━━ Data for this task ━━

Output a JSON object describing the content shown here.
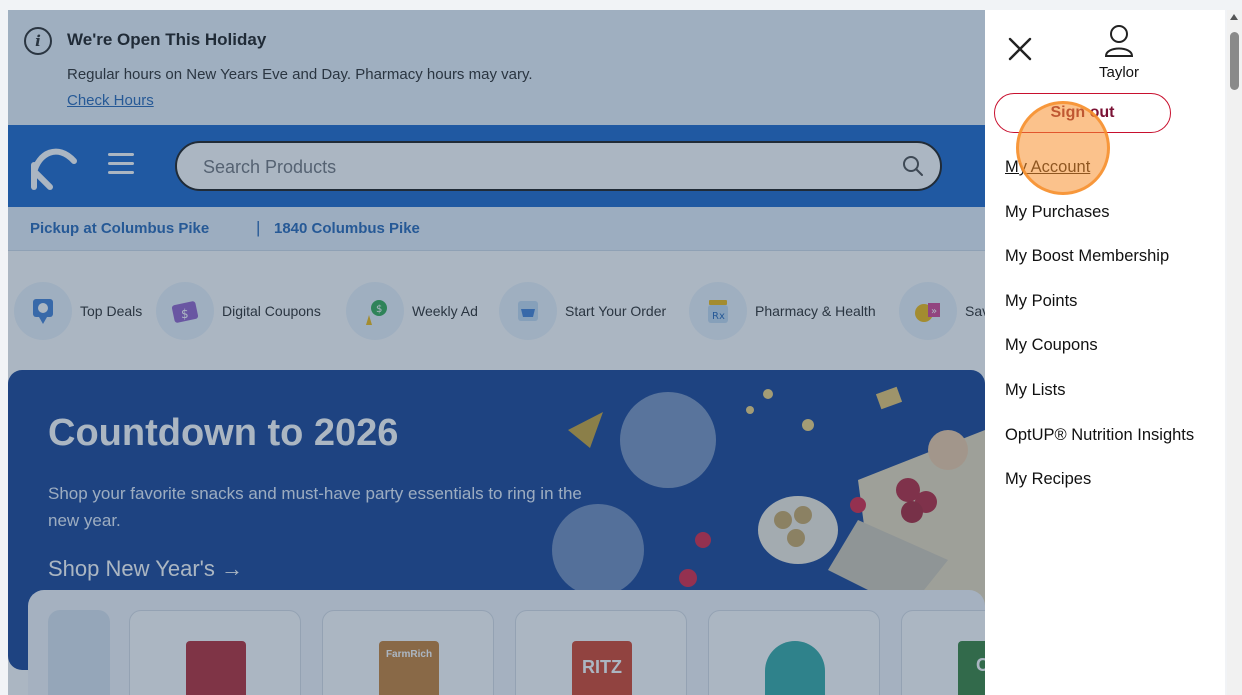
{
  "banner": {
    "title": "We're Open This Holiday",
    "text": "Regular hours on New Years Eve and Day. Pharmacy hours may vary.",
    "link": "Check Hours"
  },
  "search": {
    "placeholder": "Search Products"
  },
  "pickup": {
    "store": "Pickup at Columbus Pike",
    "separator": "|",
    "address": "1840 Columbus Pike"
  },
  "categories": [
    {
      "label": "Top Deals",
      "icon": "tag-icon"
    },
    {
      "label": "Digital Coupons",
      "icon": "coupon-icon"
    },
    {
      "label": "Weekly Ad",
      "icon": "weekly-ad-icon"
    },
    {
      "label": "Start Your Order",
      "icon": "cart-icon"
    },
    {
      "label": "Pharmacy & Health",
      "icon": "pharmacy-icon"
    },
    {
      "label": "Sav",
      "icon": "savings-icon"
    }
  ],
  "hero": {
    "title": "Countdown to 2026",
    "subtitle": "Shop your favorite snacks and must-have party essentials to ring in the new year.",
    "link": "Shop New Year's →"
  },
  "products": [
    {
      "brand": "",
      "color": "#b3202a"
    },
    {
      "brand": "FarmRich",
      "color": "#c57a2c"
    },
    {
      "brand": "RITZ",
      "color": "#d23a1f"
    },
    {
      "brand": "",
      "color": "#2aa6a0"
    },
    {
      "brand": "CL",
      "color": "#2f7d32"
    }
  ],
  "drawer": {
    "username": "Taylor",
    "signout": "Sign out",
    "menu": [
      "My Account",
      "My Purchases",
      "My Boost Membership",
      "My Points",
      "My Coupons",
      "My Lists",
      "OptUP® Nutrition Insights",
      "My Recipes"
    ]
  },
  "colors": {
    "brand_blue": "#1160c9",
    "signout_border": "#c8102e",
    "highlight": "#f78f2e"
  }
}
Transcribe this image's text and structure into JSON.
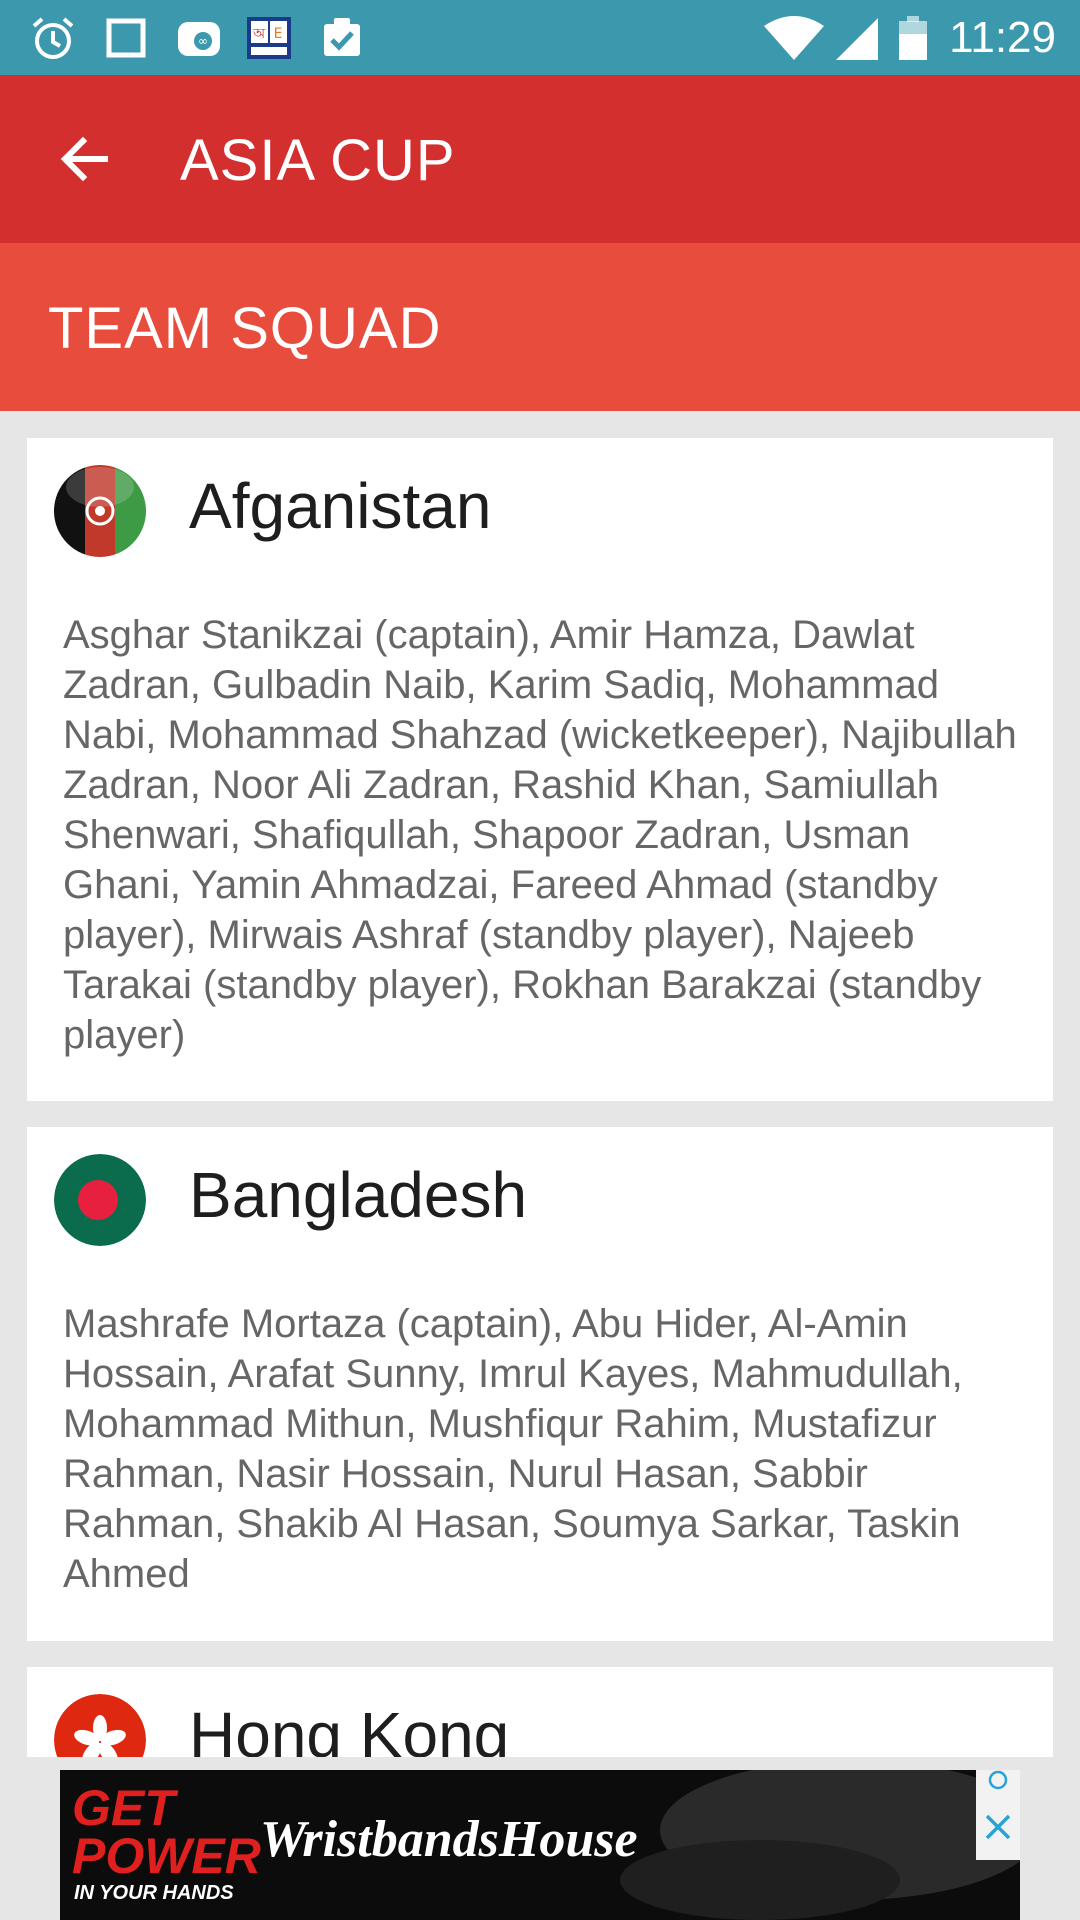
{
  "status_bar": {
    "time": "11:29",
    "left_icons": [
      "alarm-icon",
      "square-icon",
      "piggy-icon",
      "dictionary-app-icon",
      "clipboard-check-icon"
    ],
    "right_icons": [
      "wifi-icon",
      "signal-icon",
      "battery-icon"
    ]
  },
  "app_bar": {
    "title": "ASIA CUP",
    "back_icon": "arrow-back-icon"
  },
  "section": {
    "title": "TEAM SQUAD"
  },
  "teams": [
    {
      "name": "Afganistan",
      "squad": "Asghar Stanikzai (captain), Amir Hamza, Dawlat Zadran, Gulbadin Naib, Karim Sadiq, Mohammad Nabi, Mohammad Shahzad (wicketkeeper), Najibullah Zadran, Noor Ali Zadran, Rashid Khan, Samiullah Shenwari, Shafiqullah, Shapoor Zadran, Usman Ghani, Yamin Ahmadzai, Fareed Ahmad (standby player), Mirwais Ashraf (standby player), Najeeb Tarakai (standby player), Rokhan Barakzai (standby player)"
    },
    {
      "name": "Bangladesh",
      "squad": "Mashrafe Mortaza (captain), Abu Hider, Al-Amin Hossain, Arafat Sunny, Imrul Kayes, Mahmudullah, Mohammad Mithun, Mushfiqur Rahim, Mustafizur Rahman, Nasir Hossain, Nurul Hasan, Sabbir Rahman, Shakib Al Hasan, Soumya Sarkar, Taskin Ahmed"
    },
    {
      "name": "Hong Kong",
      "squad": ""
    }
  ],
  "ad": {
    "headline": "GET POWER",
    "tagline": "IN YOUR HANDS",
    "brand": "WristbandsHouse",
    "close_icon": "close-icon",
    "info_icon": "ad-info-icon"
  },
  "colors": {
    "status_bar": "#3b98ad",
    "app_bar": "#d32f2f",
    "sub_bar": "#e84c3d",
    "background": "#e6e6e6",
    "card": "#ffffff"
  }
}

━━━

* **What the task requires**:
Copy out each line word for word, please, skipping the images.

* **Solution to the exercise**:
Output a JSON object describing the content shown here.
{
  "banner": {
    "title": "We're Open This Holiday",
    "text": "Regular hours on New Years Eve and Day. Pharmacy hours may vary.",
    "link": "Check Hours"
  },
  "search": {
    "placeholder": "Search Products"
  },
  "pickup": {
    "store": "Pickup at Columbus Pike",
    "separator": "|",
    "address": "1840 Columbus Pike"
  },
  "categories": [
    {
      "label": "Top Deals",
      "icon": "tag-icon"
    },
    {
      "label": "Digital Coupons",
      "icon": "coupon-icon"
    },
    {
      "label": "Weekly Ad",
      "icon": "weekly-ad-icon"
    },
    {
      "label": "Start Your Order",
      "icon": "cart-icon"
    },
    {
      "label": "Pharmacy & Health",
      "icon": "pharmacy-icon"
    },
    {
      "label": "Sav",
      "icon": "savings-icon"
    }
  ],
  "hero": {
    "title": "Countdown to 2026",
    "subtitle": "Shop your favorite snacks and must-have party essentials to ring in the new year.",
    "link": "Shop New Year's →"
  },
  "products": [
    {
      "brand": "",
      "color": "#b3202a"
    },
    {
      "brand": "FarmRich",
      "color": "#c57a2c"
    },
    {
      "brand": "RITZ",
      "color": "#d23a1f"
    },
    {
      "brand": "",
      "color": "#2aa6a0"
    },
    {
      "brand": "CL",
      "color": "#2f7d32"
    }
  ],
  "drawer": {
    "username": "Taylor",
    "signout": "Sign out",
    "menu": [
      "My Account",
      "My Purchases",
      "My Boost Membership",
      "My Points",
      "My Coupons",
      "My Lists",
      "OptUP® Nutrition Insights",
      "My Recipes"
    ]
  },
  "colors": {
    "brand_blue": "#1160c9",
    "signout_border": "#c8102e",
    "highlight": "#f78f2e"
  }
}
Transcribe this image's text and structure into JSON.
{
  "status_bar": {
    "time": "11:29",
    "left_icons": [
      "alarm-icon",
      "square-icon",
      "piggy-icon",
      "dictionary-app-icon",
      "clipboard-check-icon"
    ],
    "right_icons": [
      "wifi-icon",
      "signal-icon",
      "battery-icon"
    ]
  },
  "app_bar": {
    "title": "ASIA CUP",
    "back_icon": "arrow-back-icon"
  },
  "section": {
    "title": "TEAM SQUAD"
  },
  "teams": [
    {
      "name": "Afganistan",
      "squad": "Asghar Stanikzai (captain), Amir Hamza, Dawlat Zadran, Gulbadin Naib, Karim Sadiq, Mohammad Nabi, Mohammad Shahzad (wicketkeeper), Najibullah Zadran, Noor Ali Zadran, Rashid Khan, Samiullah Shenwari, Shafiqullah, Shapoor Zadran, Usman Ghani, Yamin Ahmadzai, Fareed Ahmad (standby player), Mirwais Ashraf (standby player), Najeeb Tarakai (standby player), Rokhan Barakzai (standby player)"
    },
    {
      "name": "Bangladesh",
      "squad": "Mashrafe Mortaza (captain), Abu Hider, Al-Amin Hossain, Arafat Sunny, Imrul Kayes, Mahmudullah, Mohammad Mithun, Mushfiqur Rahim, Mustafizur Rahman, Nasir Hossain, Nurul Hasan, Sabbir Rahman, Shakib Al Hasan, Soumya Sarkar, Taskin Ahmed"
    },
    {
      "name": "Hong Kong",
      "squad": ""
    }
  ],
  "ad": {
    "headline": "GET POWER",
    "tagline": "IN YOUR HANDS",
    "brand": "WristbandsHouse",
    "close_icon": "close-icon",
    "info_icon": "ad-info-icon"
  },
  "colors": {
    "status_bar": "#3b98ad",
    "app_bar": "#d32f2f",
    "sub_bar": "#e84c3d",
    "background": "#e6e6e6",
    "card": "#ffffff"
  }
}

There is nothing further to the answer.